Rows from a figure dataset
————————

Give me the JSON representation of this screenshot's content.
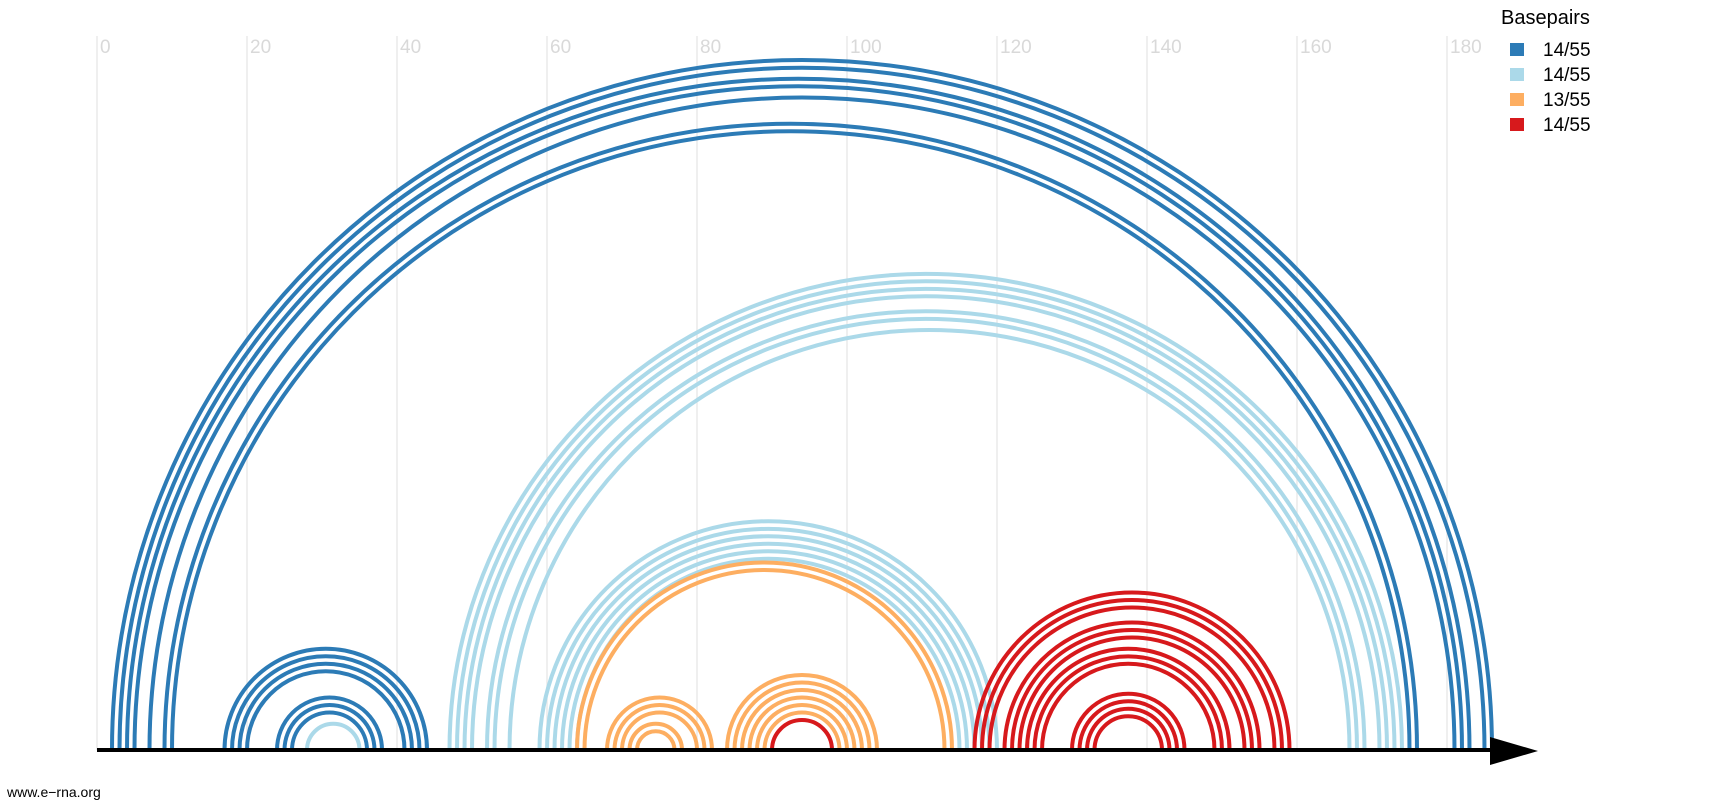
{
  "chart_data": {
    "type": "arc",
    "x_ticks": [
      "0",
      "20",
      "40",
      "60",
      "80",
      "100",
      "120",
      "140",
      "160",
      "180"
    ],
    "x_range": [
      0,
      187
    ],
    "legend": {
      "title": "Basepairs",
      "position": "top-right",
      "entries": [
        {
          "label": "14/55",
          "color": "#2c7bb6"
        },
        {
          "label": "14/55",
          "color": "#abd9e9"
        },
        {
          "label": "13/55",
          "color": "#fdae61"
        },
        {
          "label": "14/55",
          "color": "#d7191c"
        }
      ]
    },
    "arcs": [
      {
        "i": 2,
        "j": 186,
        "group": 0
      },
      {
        "i": 3,
        "j": 185,
        "group": 0
      },
      {
        "i": 4,
        "j": 183,
        "group": 0
      },
      {
        "i": 5,
        "j": 182,
        "group": 0
      },
      {
        "i": 7,
        "j": 181,
        "group": 0
      },
      {
        "i": 9,
        "j": 176,
        "group": 0
      },
      {
        "i": 10,
        "j": 175,
        "group": 0
      },
      {
        "i": 17,
        "j": 44,
        "group": 0
      },
      {
        "i": 18,
        "j": 43,
        "group": 0
      },
      {
        "i": 19,
        "j": 42,
        "group": 0
      },
      {
        "i": 20,
        "j": 41,
        "group": 0
      },
      {
        "i": 24,
        "j": 38,
        "group": 0
      },
      {
        "i": 25,
        "j": 37,
        "group": 0
      },
      {
        "i": 26,
        "j": 36,
        "group": 0
      },
      {
        "i": 28,
        "j": 35,
        "group": 1
      },
      {
        "i": 47,
        "j": 174,
        "group": 1
      },
      {
        "i": 48,
        "j": 173,
        "group": 1
      },
      {
        "i": 49,
        "j": 172,
        "group": 1
      },
      {
        "i": 50,
        "j": 171,
        "group": 1
      },
      {
        "i": 52,
        "j": 169,
        "group": 1
      },
      {
        "i": 53,
        "j": 168,
        "group": 1
      },
      {
        "i": 55,
        "j": 167,
        "group": 1
      },
      {
        "i": 59,
        "j": 120,
        "group": 1
      },
      {
        "i": 60,
        "j": 119,
        "group": 1
      },
      {
        "i": 61,
        "j": 118,
        "group": 1
      },
      {
        "i": 62,
        "j": 117,
        "group": 1
      },
      {
        "i": 63,
        "j": 116,
        "group": 1
      },
      {
        "i": 64,
        "j": 115,
        "group": 1
      },
      {
        "i": 64,
        "j": 114,
        "group": 2
      },
      {
        "i": 65,
        "j": 113,
        "group": 2
      },
      {
        "i": 68,
        "j": 82,
        "group": 2
      },
      {
        "i": 69,
        "j": 81,
        "group": 2
      },
      {
        "i": 70,
        "j": 80,
        "group": 2
      },
      {
        "i": 71,
        "j": 78,
        "group": 2
      },
      {
        "i": 72,
        "j": 77,
        "group": 2
      },
      {
        "i": 84,
        "j": 104,
        "group": 2
      },
      {
        "i": 85,
        "j": 103,
        "group": 2
      },
      {
        "i": 86,
        "j": 102,
        "group": 2
      },
      {
        "i": 87,
        "j": 101,
        "group": 2
      },
      {
        "i": 88,
        "j": 100,
        "group": 2
      },
      {
        "i": 89,
        "j": 99,
        "group": 2
      },
      {
        "i": 90,
        "j": 98,
        "group": 3
      },
      {
        "i": 117,
        "j": 159,
        "group": 3
      },
      {
        "i": 118,
        "j": 158,
        "group": 3
      },
      {
        "i": 119,
        "j": 157,
        "group": 3
      },
      {
        "i": 121,
        "j": 155,
        "group": 3
      },
      {
        "i": 122,
        "j": 154,
        "group": 3
      },
      {
        "i": 123,
        "j": 153,
        "group": 3
      },
      {
        "i": 124,
        "j": 151,
        "group": 3
      },
      {
        "i": 125,
        "j": 150,
        "group": 3
      },
      {
        "i": 126,
        "j": 149,
        "group": 3
      },
      {
        "i": 130,
        "j": 145,
        "group": 3
      },
      {
        "i": 131,
        "j": 144,
        "group": 3
      },
      {
        "i": 132,
        "j": 143,
        "group": 3
      },
      {
        "i": 133,
        "j": 142,
        "group": 3
      }
    ]
  },
  "footer": {
    "text": "www.e−rna.org"
  }
}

————————

▶ _Exercise description_
Note each line of the entries that has "color" in it, and copy those lines.

▶ _Finished exercise_
          "color": "#2c7bb6"
          "color": "#abd9e9"
          "color": "#fdae61"
          "color": "#d7191c"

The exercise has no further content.